## EXERCISE AIM
Print all of the entries exactly, minus the pictures.

## RAW RECORDS
···
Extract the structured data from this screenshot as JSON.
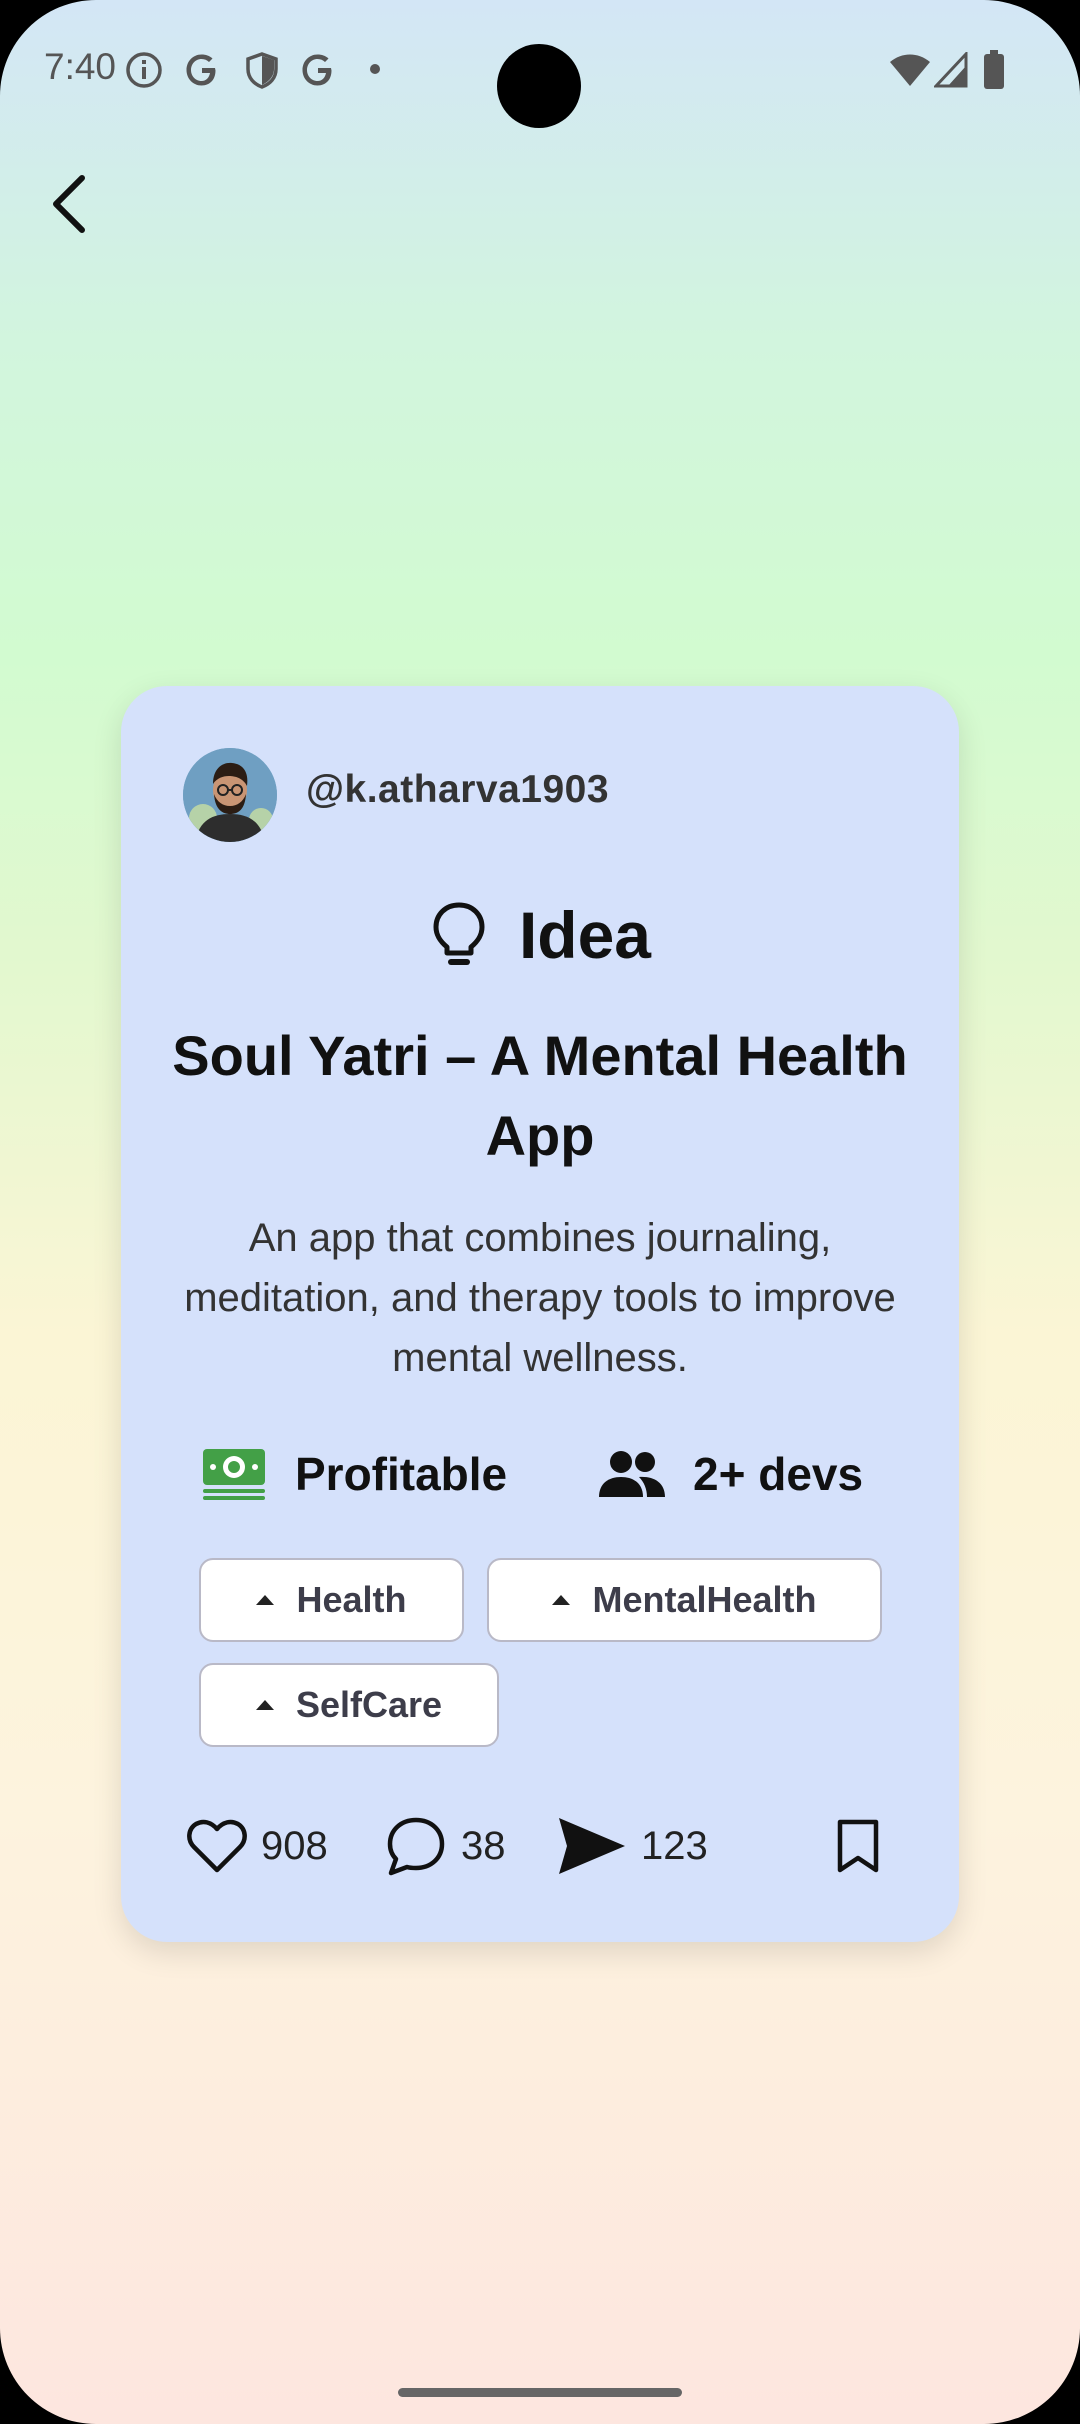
{
  "status_bar": {
    "time": "7:40",
    "left_icons": [
      "info-icon",
      "google-icon",
      "shield-icon",
      "google-icon",
      "dot-icon"
    ],
    "right_icons": [
      "wifi-icon",
      "signal-icon",
      "battery-icon"
    ]
  },
  "nav": {
    "back_icon": "chevron-left-icon"
  },
  "post": {
    "username": "@k.atharva1903",
    "type_label": "Idea",
    "type_icon": "lightbulb-icon",
    "title": "Soul Yatri – A Mental Health App",
    "description": "An app that combines journaling, meditation, and therapy tools to improve mental wellness.",
    "monetization": "Profitable",
    "team_size": "2+ devs",
    "tags": [
      "Health",
      "MentalHealth",
      "SelfCare"
    ],
    "likes": "908",
    "comments": "38",
    "shares": "123"
  },
  "colors": {
    "card_bg": "#d5e1fb",
    "money_green": "#43a047",
    "chip_border": "#b9b9c7"
  }
}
···
## THE ANSWER
Extract the structured data from this screenshot as JSON.
{
  "status_bar": {
    "time": "7:40",
    "left_icons": [
      "info-icon",
      "google-icon",
      "shield-icon",
      "google-icon",
      "dot-icon"
    ],
    "right_icons": [
      "wifi-icon",
      "signal-icon",
      "battery-icon"
    ]
  },
  "nav": {
    "back_icon": "chevron-left-icon"
  },
  "post": {
    "username": "@k.atharva1903",
    "type_label": "Idea",
    "type_icon": "lightbulb-icon",
    "title": "Soul Yatri – A Mental Health App",
    "description": "An app that combines journaling, meditation, and therapy tools to improve mental wellness.",
    "monetization": "Profitable",
    "team_size": "2+ devs",
    "tags": [
      "Health",
      "MentalHealth",
      "SelfCare"
    ],
    "likes": "908",
    "comments": "38",
    "shares": "123"
  },
  "colors": {
    "card_bg": "#d5e1fb",
    "money_green": "#43a047",
    "chip_border": "#b9b9c7"
  }
}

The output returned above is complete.